◆ **Records to process**:
"""

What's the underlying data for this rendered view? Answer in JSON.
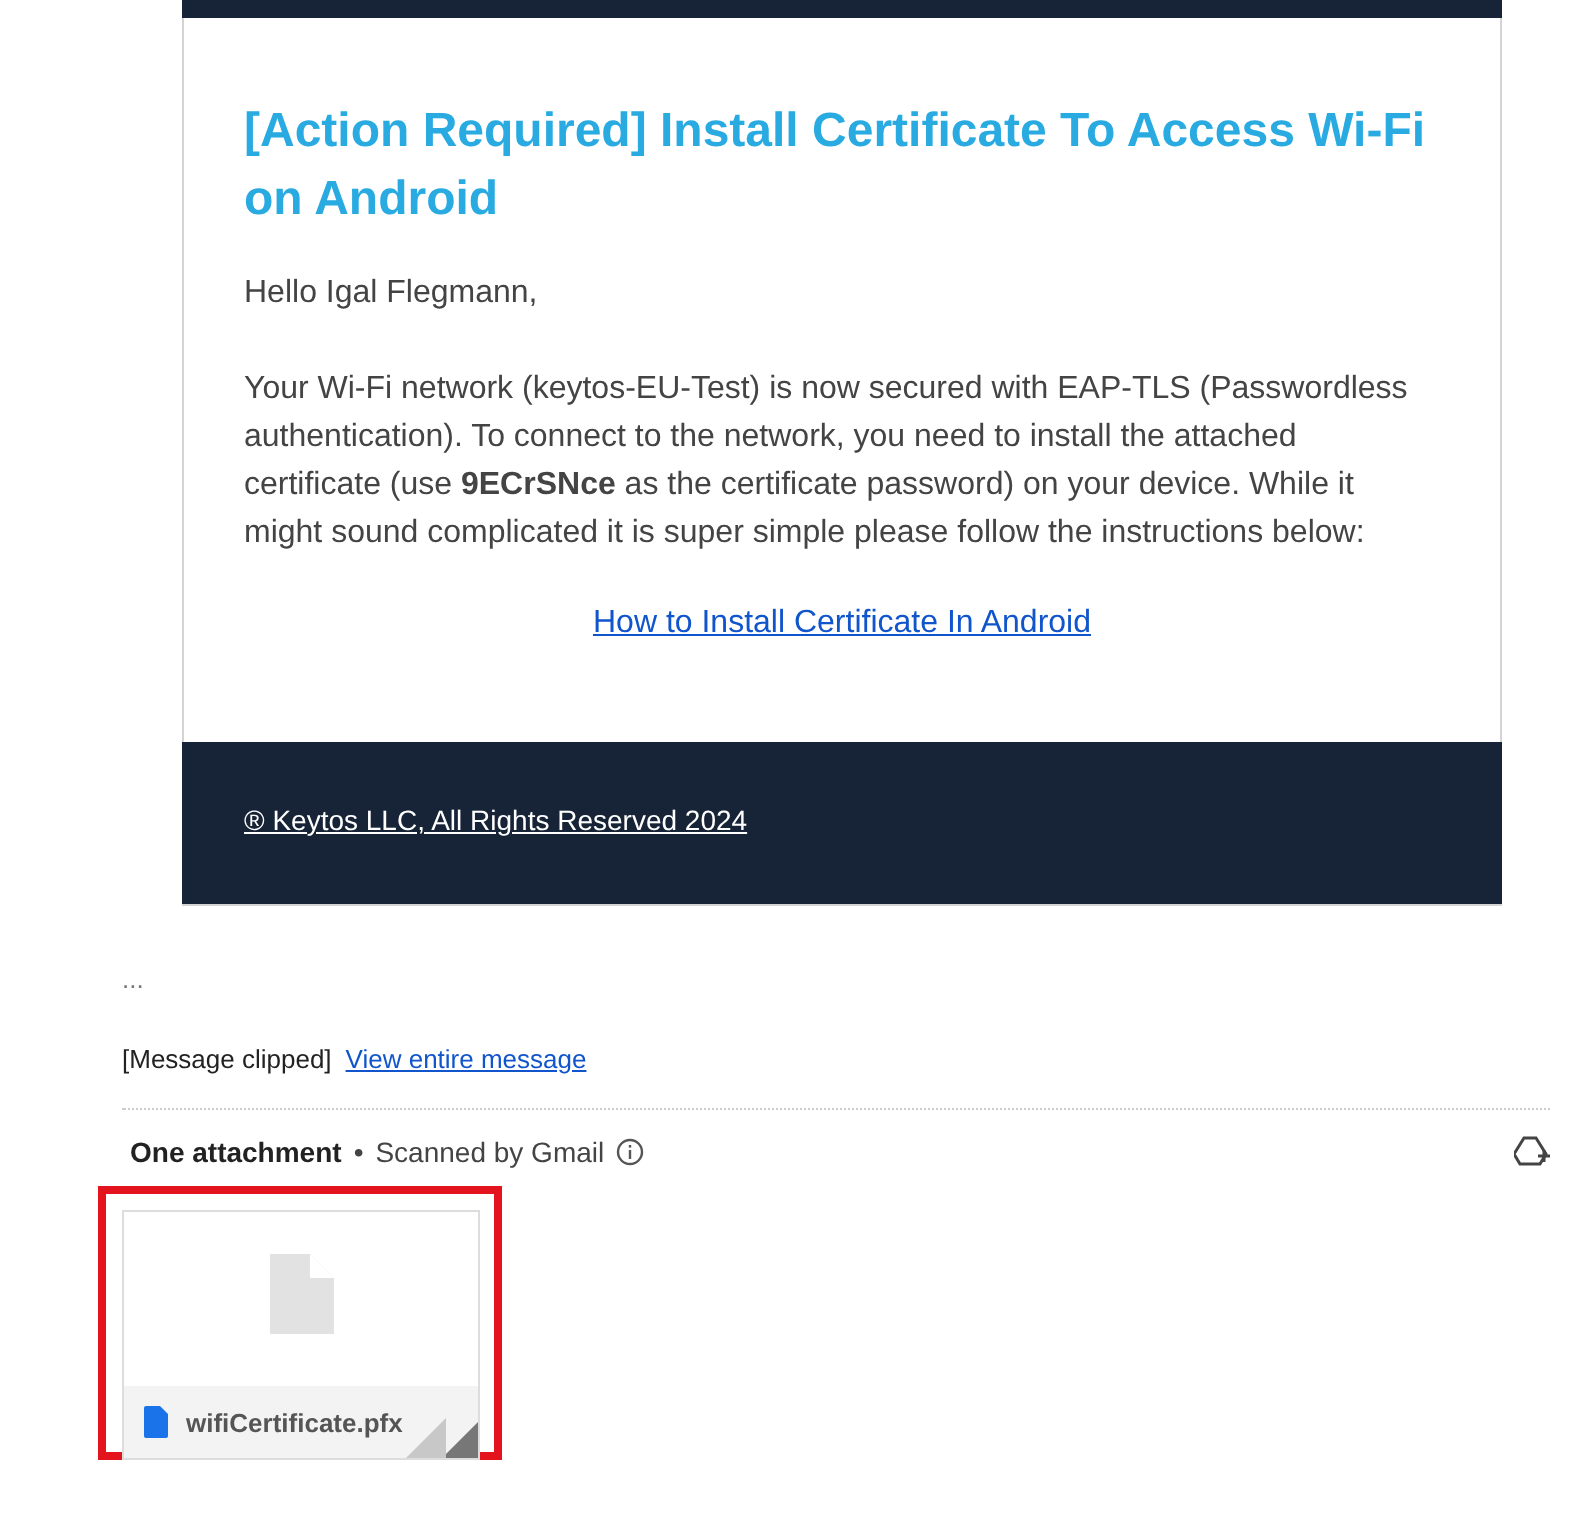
{
  "email": {
    "title": "[Action Required] Install Certificate To Access Wi-Fi on Android",
    "greeting": "Hello Igal Flegmann,",
    "paragraph": "Your Wi-Fi network (keytos-EU-Test) is now secured with EAP-TLS (Passwordless authentication). To connect to the network, you need to install the attached certificate (use **9ECrSNce** as the certificate password) on your device. While it might sound complicated it is super simple please follow the instructions below:",
    "link": "How to Install Certificate In Android",
    "footer": "® Keytos LLC, All Rights Reserved 2024"
  },
  "trimmed": "...",
  "clipped": {
    "label": "[Message clipped]",
    "link": "View entire message"
  },
  "attachments": {
    "heading": "One attachment",
    "separator": "•",
    "scanned": "Scanned by Gmail",
    "files": [
      {
        "name": "wifiCertificate.pfx",
        "highlighted": true
      }
    ]
  }
}
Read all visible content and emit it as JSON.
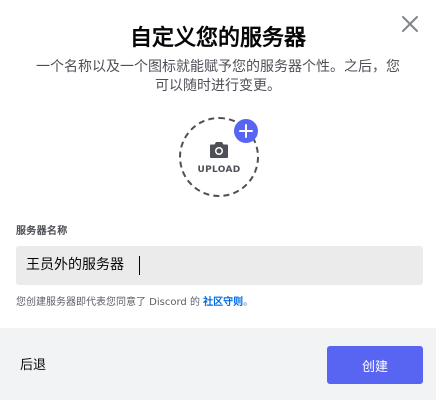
{
  "modal": {
    "title": "自定义您的服务器",
    "subtitle": "一个名称以及一个图标就能赋予您的服务器个性。之后，您可以随时进行变更。",
    "close_icon": "close-icon"
  },
  "upload": {
    "label": "UPLOAD",
    "camera_icon": "camera-icon",
    "plus_icon": "plus-icon"
  },
  "server_name": {
    "label": "服务器名称",
    "value": "王员外的服务器"
  },
  "terms": {
    "prefix": "您创建服务器即代表您同意了 Discord 的 ",
    "link": "社区守则",
    "suffix": "。"
  },
  "footer": {
    "back_label": "后退",
    "create_label": "创建"
  },
  "colors": {
    "accent": "#5865f2",
    "link": "#006ce7",
    "footer_bg": "#f2f3f5",
    "input_bg": "#ebebeb"
  }
}
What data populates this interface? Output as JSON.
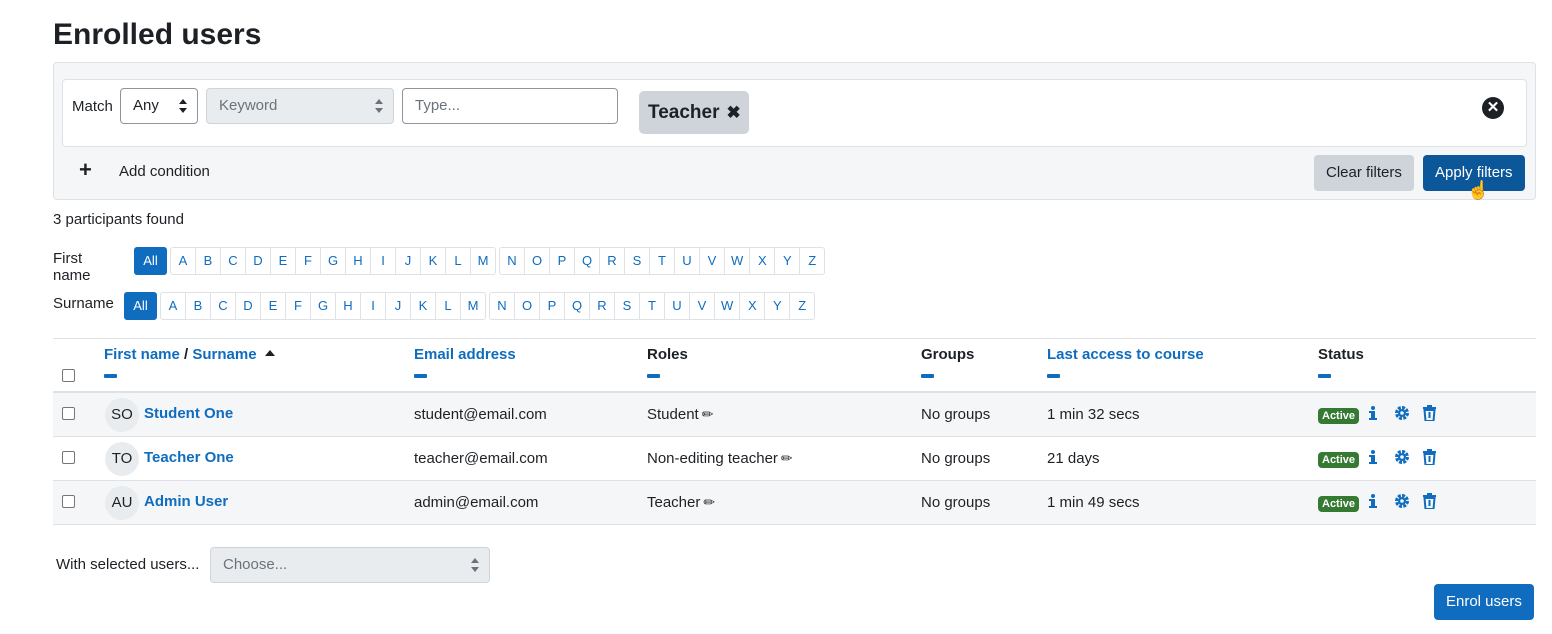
{
  "page": {
    "title": "Enrolled users"
  },
  "filter": {
    "match_label": "Match",
    "match_value": "Any",
    "type_placeholder": "Keyword",
    "value_placeholder": "Type...",
    "tag_label": "Teacher",
    "add_condition_label": "Add condition",
    "clear_label": "Clear filters",
    "apply_label": "Apply filters"
  },
  "participants_found": "3 participants found",
  "initials": {
    "all_label": "All",
    "first_name_label": "First name",
    "surname_label": "Surname",
    "letters_group1": [
      "A",
      "B",
      "C",
      "D",
      "E",
      "F",
      "G",
      "H",
      "I",
      "J",
      "K",
      "L",
      "M"
    ],
    "letters_group2": [
      "N",
      "O",
      "P",
      "Q",
      "R",
      "S",
      "T",
      "U",
      "V",
      "W",
      "X",
      "Y",
      "Z"
    ]
  },
  "table": {
    "headers": {
      "first_name": "First name",
      "separator": " / ",
      "surname": "Surname",
      "email": "Email address",
      "roles": "Roles",
      "groups": "Groups",
      "last_access": "Last access to course",
      "status": "Status"
    },
    "rows": [
      {
        "initials": "SO",
        "name": "Student One",
        "email": "student@email.com",
        "role": "Student",
        "groups": "No groups",
        "last_access": "1 min 32 secs",
        "status": "Active"
      },
      {
        "initials": "TO",
        "name": "Teacher One",
        "email": "teacher@email.com",
        "role": "Non-editing teacher",
        "groups": "No groups",
        "last_access": "21 days",
        "status": "Active"
      },
      {
        "initials": "AU",
        "name": "Admin User",
        "email": "admin@email.com",
        "role": "Teacher",
        "groups": "No groups",
        "last_access": "1 min 49 secs",
        "status": "Active"
      }
    ]
  },
  "bulk": {
    "label": "With selected users...",
    "placeholder": "Choose..."
  },
  "enrol_label": "Enrol users",
  "colors": {
    "primary": "#0f6cbf",
    "active_badge": "#357a32",
    "secondary": "#ced4da"
  }
}
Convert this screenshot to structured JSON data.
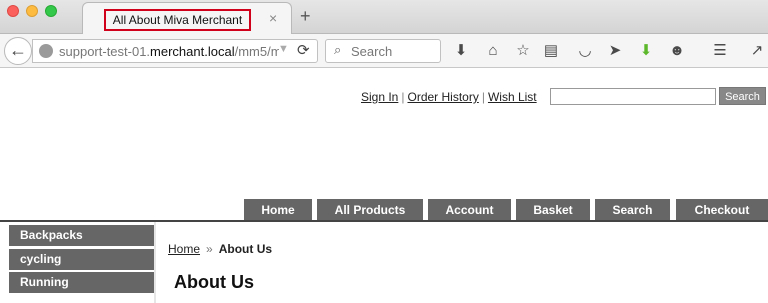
{
  "browser": {
    "tab_title": "All About Miva Merchant",
    "tab_close": "×",
    "new_tab": "+",
    "url_host": "support-test-01.",
    "url_domain": "merchant.local",
    "url_path": "/mm5/m",
    "search_placeholder": "Search",
    "icons": [
      "download-icon",
      "home-icon",
      "bookmark-star-icon",
      "reading-list-icon",
      "pocket-icon",
      "send-icon",
      "green-download-icon",
      "smiley-icon",
      "menu-icon",
      "tool-icon"
    ]
  },
  "header": {
    "links": [
      {
        "label": "Sign In"
      },
      {
        "label": "Order History"
      },
      {
        "label": "Wish List"
      }
    ],
    "search_button": "Search"
  },
  "nav": {
    "items": [
      "Home",
      "All Products",
      "Account",
      "Basket",
      "Search",
      "Checkout"
    ]
  },
  "sidebar": {
    "items": [
      "Backpacks",
      "cycling",
      "Running"
    ]
  },
  "breadcrumb": {
    "home": "Home",
    "separator": "»",
    "current": "About Us"
  },
  "page": {
    "title": "About Us"
  }
}
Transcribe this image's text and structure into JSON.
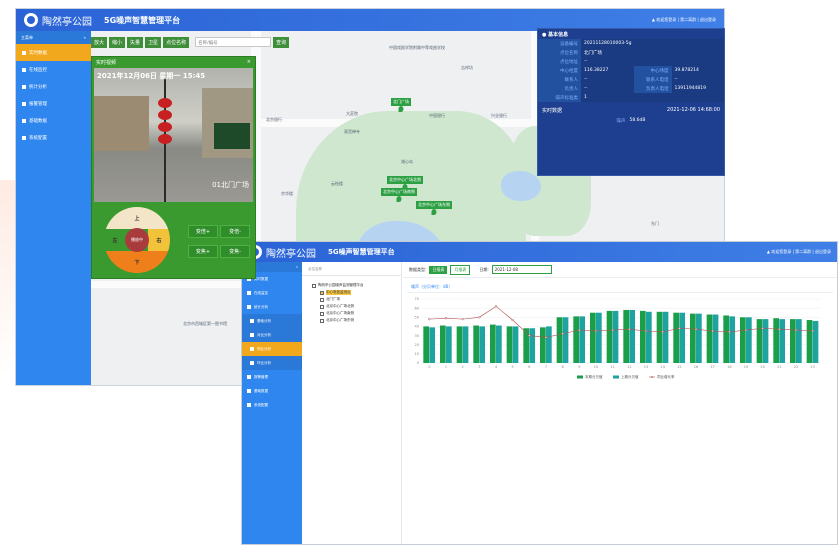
{
  "back": {
    "logo_text": "陶然亭公园",
    "title": "5G噪声智慧管理平台",
    "user_bar": "▲ 欢迎您登录 | 第二离群 | 退出登录",
    "menu_head": "主菜单",
    "menu": [
      "实时数据",
      "在线监控",
      "统计分析",
      "报警管理",
      "基础数据",
      "系统配置"
    ],
    "toolbar": [
      "放大",
      "缩小",
      "矢量",
      "卫星",
      "点位名称"
    ],
    "search_placeholder": "名称/编号",
    "search_btn": "查询",
    "map_labels": [
      "中国戏剧学院附属中等戏曲学校",
      "吉祥坊",
      "北京银行",
      "大莊院",
      "观音禅寺",
      "中国银行",
      "兴业银行",
      "湖心岛",
      "南门",
      "北京市西城区第一图书馆",
      "云绘楼",
      "京华楼",
      "陶然亭公园",
      "大众出版",
      "陶然桥北",
      "东门"
    ],
    "markers": [
      "北门广场",
      "北京中心广场北侧",
      "北京中心广场南侧",
      "北京中心广场东侧"
    ],
    "video": {
      "panel_title": "实时视频",
      "close": "×",
      "timestamp": "2021年12月06日 星期一 15:45",
      "location": "01北门广场"
    },
    "ptz": {
      "up": "上",
      "down": "下",
      "left": "左",
      "right": "右",
      "center": "播放中"
    },
    "zoom_buttons": [
      "变倍+",
      "变倍-",
      "变焦+",
      "变焦-"
    ],
    "info": {
      "basic_title": "基本信息",
      "rows": [
        {
          "k": "设备编号",
          "v": "20211128010003-5g"
        },
        {
          "k": "点位名称",
          "v": "北门广场"
        },
        {
          "k": "点位地址",
          "v": "--"
        }
      ],
      "coords": {
        "lng_k": "中心经度",
        "lng_v": "116.38227",
        "lat_k": "中心纬度",
        "lat_v": "39.878214"
      },
      "pair_rows": [
        {
          "k1": "联系人",
          "v1": "--",
          "k2": "联系人电话",
          "v2": "--"
        },
        {
          "k1": "负责人",
          "v1": "--",
          "k2": "负责人电话",
          "v2": "13911944819"
        },
        {
          "k1": "噪声标准类",
          "v1": "1",
          "k2": "",
          "v2": ""
        }
      ],
      "realtime_title": "实时数据",
      "realtime_time": "2021-12-06 14:68:00",
      "noise_label": "噪声",
      "noise_value": "58.6dB"
    }
  },
  "front": {
    "logo_text": "陶然亭公园",
    "title": "5G噪声智慧管理平台",
    "user_bar": "▲ 欢迎您登录 | 第二离群 | 退出登录",
    "menu_head": "主菜单",
    "menu": [
      "实时数据",
      "在线监控",
      "统计分析"
    ],
    "submenu": [
      "基础分析",
      "对比分析",
      "同比分析",
      "环比分析"
    ],
    "menu_rest": [
      "报警管理",
      "基础数据",
      "系统配置"
    ],
    "tree_head": "点位名称",
    "tree": {
      "root": "陶然亭公园噪声监测管理平台",
      "items": [
        "中心电信监测点",
        "北门广场",
        "北京中心广场北侧",
        "北京中心广场南侧",
        "北京中心广场东侧"
      ]
    },
    "filter": {
      "type_label": "数据类型:",
      "btn_day": "日报表",
      "btn_month": "月报表",
      "date_label": "日期:",
      "date_value": "2021-12-08"
    },
    "chart_header": "噪声（分贝单位：dB）"
  },
  "chart_data": {
    "type": "bar",
    "title": "噪声（分贝单位：dB）",
    "categories": [
      "0",
      "1",
      "2",
      "3",
      "4",
      "5",
      "6",
      "7",
      "8",
      "9",
      "10",
      "11",
      "12",
      "13",
      "14",
      "15",
      "16",
      "17",
      "18",
      "19",
      "20",
      "21",
      "22",
      "23"
    ],
    "series": [
      {
        "name": "本期分贝值",
        "values": [
          40,
          41,
          40,
          41,
          42,
          40,
          38,
          39,
          50,
          51,
          55,
          57,
          58,
          57,
          56,
          55,
          54,
          53,
          52,
          50,
          48,
          49,
          48,
          47
        ]
      },
      {
        "name": "上期分贝值",
        "values": [
          39,
          40,
          40,
          40,
          41,
          40,
          38,
          40,
          50,
          51,
          55,
          57,
          58,
          56,
          56,
          55,
          54,
          53,
          51,
          50,
          48,
          48,
          48,
          46
        ]
      },
      {
        "name": "同比增长率",
        "values": [
          48,
          49,
          48,
          50,
          62,
          47,
          30,
          28,
          32,
          36,
          35,
          36,
          37,
          35,
          34,
          38,
          37,
          35,
          34,
          36,
          38,
          37,
          36,
          35
        ]
      }
    ],
    "ylim": [
      0,
      70
    ],
    "yticks": [
      "0",
      "10",
      "20",
      "30",
      "40",
      "50",
      "60",
      "70"
    ],
    "colors": {
      "current": "#1a9e4a",
      "previous": "#1fa3a0",
      "growth": "#b05050"
    },
    "legend": "bottom"
  }
}
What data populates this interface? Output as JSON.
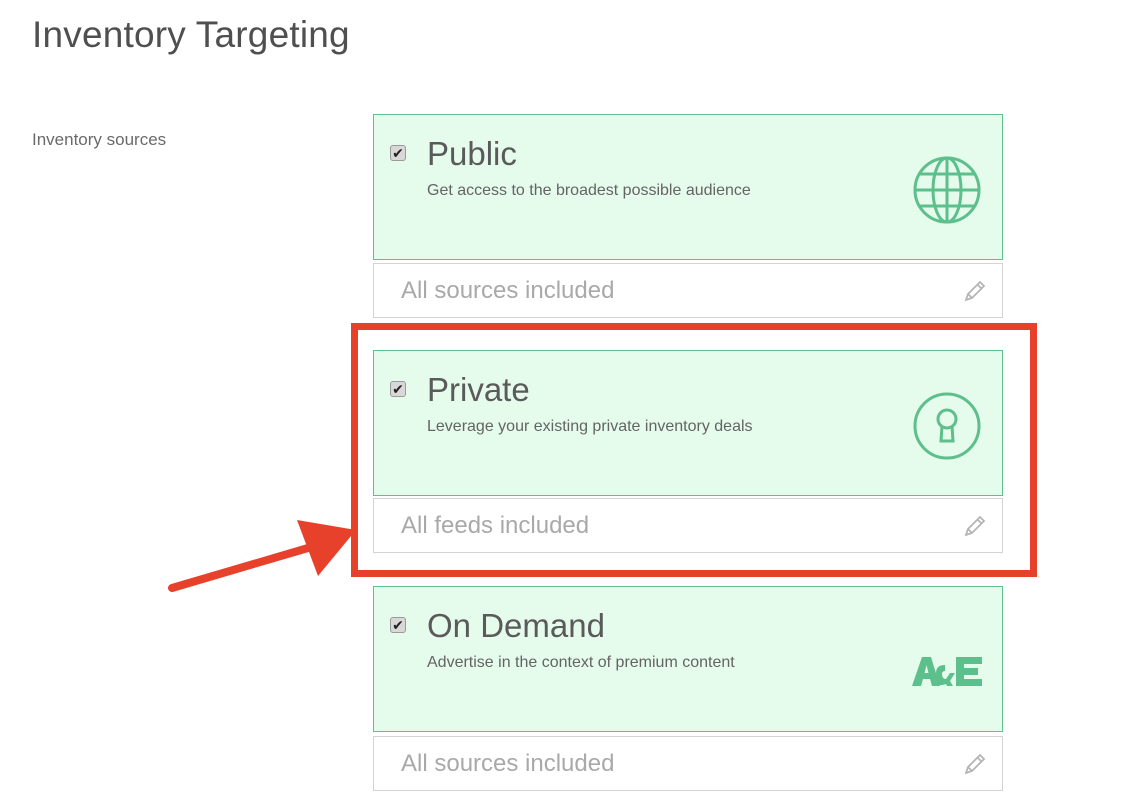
{
  "page": {
    "title": "Inventory Targeting"
  },
  "section": {
    "label": "Inventory sources"
  },
  "sources": [
    {
      "title": "Public",
      "description": "Get access to the broadest possible audience",
      "checked": true,
      "icon": "globe-icon",
      "footer": "All sources included"
    },
    {
      "title": "Private",
      "description": "Leverage your existing private inventory deals",
      "checked": true,
      "icon": "keyhole-icon",
      "footer": "All feeds included"
    },
    {
      "title": "On Demand",
      "description": "Advertise in the context of premium content",
      "checked": true,
      "icon": "ae-logo-icon",
      "footer": "All sources included"
    }
  ],
  "colors": {
    "card_background": "#e5fbec",
    "card_border": "#5fbf8e",
    "icon_green": "#5dbf8c",
    "annotation_red": "#e8412b"
  },
  "annotation": {
    "highlighted_source": "Private",
    "arrow": "points-to-private-source"
  }
}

"""

◆ **Task**:
Copy every line in the listing above where the string "sources" turns up.

◆ **Final result**:
    "label": "Inventory sources"
  "sources": [
      "footer": "All sources included"
      "footer": "All sources included"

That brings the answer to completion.